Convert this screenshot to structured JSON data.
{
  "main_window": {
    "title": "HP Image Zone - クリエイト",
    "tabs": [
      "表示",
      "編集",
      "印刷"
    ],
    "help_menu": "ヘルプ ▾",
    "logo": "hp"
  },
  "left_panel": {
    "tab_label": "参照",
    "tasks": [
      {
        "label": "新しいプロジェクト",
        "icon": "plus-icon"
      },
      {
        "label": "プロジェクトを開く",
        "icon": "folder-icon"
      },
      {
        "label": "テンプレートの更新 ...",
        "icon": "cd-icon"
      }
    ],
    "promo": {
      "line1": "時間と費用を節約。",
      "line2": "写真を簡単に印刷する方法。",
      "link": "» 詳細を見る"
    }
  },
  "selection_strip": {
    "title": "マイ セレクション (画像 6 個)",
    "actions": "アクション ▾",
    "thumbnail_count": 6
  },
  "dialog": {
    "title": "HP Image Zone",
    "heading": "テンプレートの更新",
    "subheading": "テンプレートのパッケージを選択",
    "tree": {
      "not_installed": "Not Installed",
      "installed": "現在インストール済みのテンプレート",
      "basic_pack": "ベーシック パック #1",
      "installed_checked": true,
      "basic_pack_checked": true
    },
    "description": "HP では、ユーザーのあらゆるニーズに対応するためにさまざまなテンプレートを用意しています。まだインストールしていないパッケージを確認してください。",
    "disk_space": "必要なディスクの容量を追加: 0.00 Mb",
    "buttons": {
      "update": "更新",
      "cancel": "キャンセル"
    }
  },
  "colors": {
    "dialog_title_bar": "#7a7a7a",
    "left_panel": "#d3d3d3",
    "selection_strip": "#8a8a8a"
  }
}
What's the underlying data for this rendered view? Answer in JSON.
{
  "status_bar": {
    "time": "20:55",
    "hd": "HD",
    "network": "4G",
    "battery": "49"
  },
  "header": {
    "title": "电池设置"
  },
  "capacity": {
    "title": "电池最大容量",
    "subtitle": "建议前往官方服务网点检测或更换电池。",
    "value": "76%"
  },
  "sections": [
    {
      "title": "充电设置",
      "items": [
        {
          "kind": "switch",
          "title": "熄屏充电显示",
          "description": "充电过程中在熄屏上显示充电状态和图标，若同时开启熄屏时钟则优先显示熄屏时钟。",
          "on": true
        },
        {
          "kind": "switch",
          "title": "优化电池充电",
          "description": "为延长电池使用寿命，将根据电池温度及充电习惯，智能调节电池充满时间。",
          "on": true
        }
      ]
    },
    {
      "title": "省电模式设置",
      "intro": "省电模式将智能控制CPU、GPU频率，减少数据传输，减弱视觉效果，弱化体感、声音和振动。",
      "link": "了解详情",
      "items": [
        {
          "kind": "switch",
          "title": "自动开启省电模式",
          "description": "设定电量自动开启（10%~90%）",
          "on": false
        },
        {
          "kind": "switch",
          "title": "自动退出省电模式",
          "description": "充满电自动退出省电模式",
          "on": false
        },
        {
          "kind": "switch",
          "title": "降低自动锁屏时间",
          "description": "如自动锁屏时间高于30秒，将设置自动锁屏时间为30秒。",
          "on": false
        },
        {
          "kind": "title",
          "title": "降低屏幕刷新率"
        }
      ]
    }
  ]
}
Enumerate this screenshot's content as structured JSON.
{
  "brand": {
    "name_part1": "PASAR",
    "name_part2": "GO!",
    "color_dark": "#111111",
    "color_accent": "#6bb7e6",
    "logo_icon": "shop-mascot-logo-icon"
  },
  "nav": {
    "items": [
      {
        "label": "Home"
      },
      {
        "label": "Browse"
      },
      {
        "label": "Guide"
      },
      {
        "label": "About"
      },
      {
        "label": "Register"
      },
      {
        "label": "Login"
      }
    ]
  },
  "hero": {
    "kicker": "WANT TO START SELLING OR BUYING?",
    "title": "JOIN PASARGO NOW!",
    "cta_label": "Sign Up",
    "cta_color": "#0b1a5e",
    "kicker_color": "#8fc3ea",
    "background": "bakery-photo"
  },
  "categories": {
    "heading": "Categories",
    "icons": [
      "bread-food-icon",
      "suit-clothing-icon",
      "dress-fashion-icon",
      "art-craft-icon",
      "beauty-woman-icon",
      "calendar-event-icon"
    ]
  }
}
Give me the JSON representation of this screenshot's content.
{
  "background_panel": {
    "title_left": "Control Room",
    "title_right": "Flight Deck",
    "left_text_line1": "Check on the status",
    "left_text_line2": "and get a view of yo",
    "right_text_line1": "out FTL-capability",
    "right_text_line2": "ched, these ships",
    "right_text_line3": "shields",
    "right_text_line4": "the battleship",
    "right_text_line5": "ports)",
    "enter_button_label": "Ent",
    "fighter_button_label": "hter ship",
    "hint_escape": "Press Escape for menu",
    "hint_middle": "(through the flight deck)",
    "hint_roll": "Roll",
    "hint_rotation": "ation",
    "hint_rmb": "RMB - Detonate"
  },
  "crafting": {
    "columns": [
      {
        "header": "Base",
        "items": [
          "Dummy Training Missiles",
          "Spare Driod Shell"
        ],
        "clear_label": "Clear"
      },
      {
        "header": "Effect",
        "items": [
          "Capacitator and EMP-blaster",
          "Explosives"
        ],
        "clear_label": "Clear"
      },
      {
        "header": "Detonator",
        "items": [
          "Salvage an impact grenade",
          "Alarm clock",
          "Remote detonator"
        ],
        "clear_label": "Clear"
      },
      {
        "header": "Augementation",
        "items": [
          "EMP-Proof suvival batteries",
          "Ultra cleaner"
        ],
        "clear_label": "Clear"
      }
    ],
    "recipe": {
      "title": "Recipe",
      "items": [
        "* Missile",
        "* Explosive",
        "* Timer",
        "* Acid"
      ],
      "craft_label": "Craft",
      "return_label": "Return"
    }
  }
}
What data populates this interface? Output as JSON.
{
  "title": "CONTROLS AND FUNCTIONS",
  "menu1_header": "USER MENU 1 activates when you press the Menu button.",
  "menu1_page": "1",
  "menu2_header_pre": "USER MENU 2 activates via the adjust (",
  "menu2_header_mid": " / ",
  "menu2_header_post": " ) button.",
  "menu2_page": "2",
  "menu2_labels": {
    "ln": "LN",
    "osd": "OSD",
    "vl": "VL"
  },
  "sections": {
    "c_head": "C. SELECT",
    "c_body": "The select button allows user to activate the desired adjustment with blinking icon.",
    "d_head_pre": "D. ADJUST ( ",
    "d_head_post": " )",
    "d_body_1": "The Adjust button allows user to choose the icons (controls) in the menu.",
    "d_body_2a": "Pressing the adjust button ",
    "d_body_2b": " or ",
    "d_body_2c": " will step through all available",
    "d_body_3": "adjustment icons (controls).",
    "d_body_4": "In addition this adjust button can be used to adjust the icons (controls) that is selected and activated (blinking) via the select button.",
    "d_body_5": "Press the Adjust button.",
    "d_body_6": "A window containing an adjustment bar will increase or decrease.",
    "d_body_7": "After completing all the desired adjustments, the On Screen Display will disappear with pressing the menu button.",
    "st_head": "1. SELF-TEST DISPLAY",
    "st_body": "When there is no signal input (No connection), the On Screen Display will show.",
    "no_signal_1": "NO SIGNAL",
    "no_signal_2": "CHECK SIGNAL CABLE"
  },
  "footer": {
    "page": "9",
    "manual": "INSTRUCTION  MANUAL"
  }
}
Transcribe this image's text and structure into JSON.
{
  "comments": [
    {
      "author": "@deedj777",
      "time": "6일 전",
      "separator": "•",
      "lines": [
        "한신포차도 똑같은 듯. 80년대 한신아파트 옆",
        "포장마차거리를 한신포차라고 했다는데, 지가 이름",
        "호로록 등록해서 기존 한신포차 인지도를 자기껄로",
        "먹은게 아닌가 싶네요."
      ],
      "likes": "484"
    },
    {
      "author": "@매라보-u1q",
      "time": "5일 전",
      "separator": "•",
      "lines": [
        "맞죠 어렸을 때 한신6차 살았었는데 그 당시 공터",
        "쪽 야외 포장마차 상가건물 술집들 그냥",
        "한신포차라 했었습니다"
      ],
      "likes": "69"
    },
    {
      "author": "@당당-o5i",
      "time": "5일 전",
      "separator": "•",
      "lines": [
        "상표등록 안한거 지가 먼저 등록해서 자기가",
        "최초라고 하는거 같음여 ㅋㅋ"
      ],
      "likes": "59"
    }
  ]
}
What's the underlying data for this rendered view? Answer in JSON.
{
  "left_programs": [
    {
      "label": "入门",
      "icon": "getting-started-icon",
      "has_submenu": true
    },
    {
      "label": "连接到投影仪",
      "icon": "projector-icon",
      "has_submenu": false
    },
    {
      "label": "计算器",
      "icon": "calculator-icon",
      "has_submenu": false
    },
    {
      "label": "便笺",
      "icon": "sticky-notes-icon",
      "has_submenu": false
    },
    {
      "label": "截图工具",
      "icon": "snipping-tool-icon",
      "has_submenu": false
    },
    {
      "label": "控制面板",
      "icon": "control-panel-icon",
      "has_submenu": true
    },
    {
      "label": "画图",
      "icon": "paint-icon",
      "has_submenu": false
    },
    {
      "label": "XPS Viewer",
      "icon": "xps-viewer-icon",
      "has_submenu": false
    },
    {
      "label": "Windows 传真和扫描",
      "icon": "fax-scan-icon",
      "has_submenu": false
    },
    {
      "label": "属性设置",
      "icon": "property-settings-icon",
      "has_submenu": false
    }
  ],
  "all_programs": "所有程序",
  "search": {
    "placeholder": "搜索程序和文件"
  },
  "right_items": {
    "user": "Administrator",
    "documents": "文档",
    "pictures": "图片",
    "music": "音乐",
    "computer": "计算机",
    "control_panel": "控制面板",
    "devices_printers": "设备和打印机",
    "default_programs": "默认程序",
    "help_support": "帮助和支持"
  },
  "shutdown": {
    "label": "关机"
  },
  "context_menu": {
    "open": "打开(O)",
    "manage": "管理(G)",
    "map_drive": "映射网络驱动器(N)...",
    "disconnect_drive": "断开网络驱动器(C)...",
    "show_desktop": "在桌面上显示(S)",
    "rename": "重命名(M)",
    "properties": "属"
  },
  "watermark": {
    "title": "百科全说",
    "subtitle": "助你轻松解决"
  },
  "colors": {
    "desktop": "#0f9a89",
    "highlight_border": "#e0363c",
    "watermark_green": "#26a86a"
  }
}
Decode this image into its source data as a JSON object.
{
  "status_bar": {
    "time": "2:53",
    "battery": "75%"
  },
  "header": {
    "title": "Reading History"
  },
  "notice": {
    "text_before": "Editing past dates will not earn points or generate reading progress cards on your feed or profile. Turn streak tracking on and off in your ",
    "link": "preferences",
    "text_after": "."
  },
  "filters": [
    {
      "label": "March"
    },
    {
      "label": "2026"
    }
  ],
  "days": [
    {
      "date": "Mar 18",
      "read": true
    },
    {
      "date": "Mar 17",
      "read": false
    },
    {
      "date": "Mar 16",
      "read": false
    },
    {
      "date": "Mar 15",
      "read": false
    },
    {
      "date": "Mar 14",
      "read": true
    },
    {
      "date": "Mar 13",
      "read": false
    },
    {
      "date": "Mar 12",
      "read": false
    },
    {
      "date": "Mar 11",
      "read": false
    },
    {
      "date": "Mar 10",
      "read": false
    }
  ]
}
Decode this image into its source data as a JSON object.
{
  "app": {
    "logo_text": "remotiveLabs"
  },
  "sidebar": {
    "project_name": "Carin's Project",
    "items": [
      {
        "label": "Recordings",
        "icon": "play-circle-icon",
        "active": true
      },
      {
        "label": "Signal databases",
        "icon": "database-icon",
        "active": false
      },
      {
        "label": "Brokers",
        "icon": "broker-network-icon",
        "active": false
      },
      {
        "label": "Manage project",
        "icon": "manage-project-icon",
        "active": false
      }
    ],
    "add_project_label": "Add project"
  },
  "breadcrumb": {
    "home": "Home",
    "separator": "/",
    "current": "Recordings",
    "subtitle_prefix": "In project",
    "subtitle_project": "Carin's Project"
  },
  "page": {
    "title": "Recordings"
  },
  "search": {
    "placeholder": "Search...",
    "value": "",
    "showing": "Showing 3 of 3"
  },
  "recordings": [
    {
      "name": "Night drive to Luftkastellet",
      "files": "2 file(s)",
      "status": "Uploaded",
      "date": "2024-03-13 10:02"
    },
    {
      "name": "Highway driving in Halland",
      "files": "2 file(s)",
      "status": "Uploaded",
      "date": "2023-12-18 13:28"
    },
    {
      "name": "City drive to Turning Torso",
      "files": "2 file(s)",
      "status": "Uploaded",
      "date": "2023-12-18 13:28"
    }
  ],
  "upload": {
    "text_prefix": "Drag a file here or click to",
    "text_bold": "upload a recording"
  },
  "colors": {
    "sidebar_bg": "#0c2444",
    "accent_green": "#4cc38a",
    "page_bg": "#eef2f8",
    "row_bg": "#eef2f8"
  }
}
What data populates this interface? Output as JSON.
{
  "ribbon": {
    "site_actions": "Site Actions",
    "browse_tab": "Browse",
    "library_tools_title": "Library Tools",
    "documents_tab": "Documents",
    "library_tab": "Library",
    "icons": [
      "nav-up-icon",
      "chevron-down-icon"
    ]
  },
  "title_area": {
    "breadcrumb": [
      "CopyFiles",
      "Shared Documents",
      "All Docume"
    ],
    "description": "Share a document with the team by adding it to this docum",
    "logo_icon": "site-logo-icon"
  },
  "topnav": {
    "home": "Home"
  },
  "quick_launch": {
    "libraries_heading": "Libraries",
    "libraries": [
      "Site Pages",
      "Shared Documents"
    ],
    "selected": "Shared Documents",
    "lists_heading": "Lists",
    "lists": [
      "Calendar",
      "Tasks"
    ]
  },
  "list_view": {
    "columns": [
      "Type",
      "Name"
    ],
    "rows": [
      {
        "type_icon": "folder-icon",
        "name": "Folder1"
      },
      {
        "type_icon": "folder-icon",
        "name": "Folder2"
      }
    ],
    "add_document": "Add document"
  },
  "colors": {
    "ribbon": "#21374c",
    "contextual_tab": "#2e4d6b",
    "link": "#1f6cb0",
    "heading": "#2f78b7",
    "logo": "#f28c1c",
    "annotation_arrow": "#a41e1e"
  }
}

━━━━━━━━━━━━━━━━

Problem
Tally up the lines with the word "Shared" in them, and answer with that number by itself.

Exercise answer
3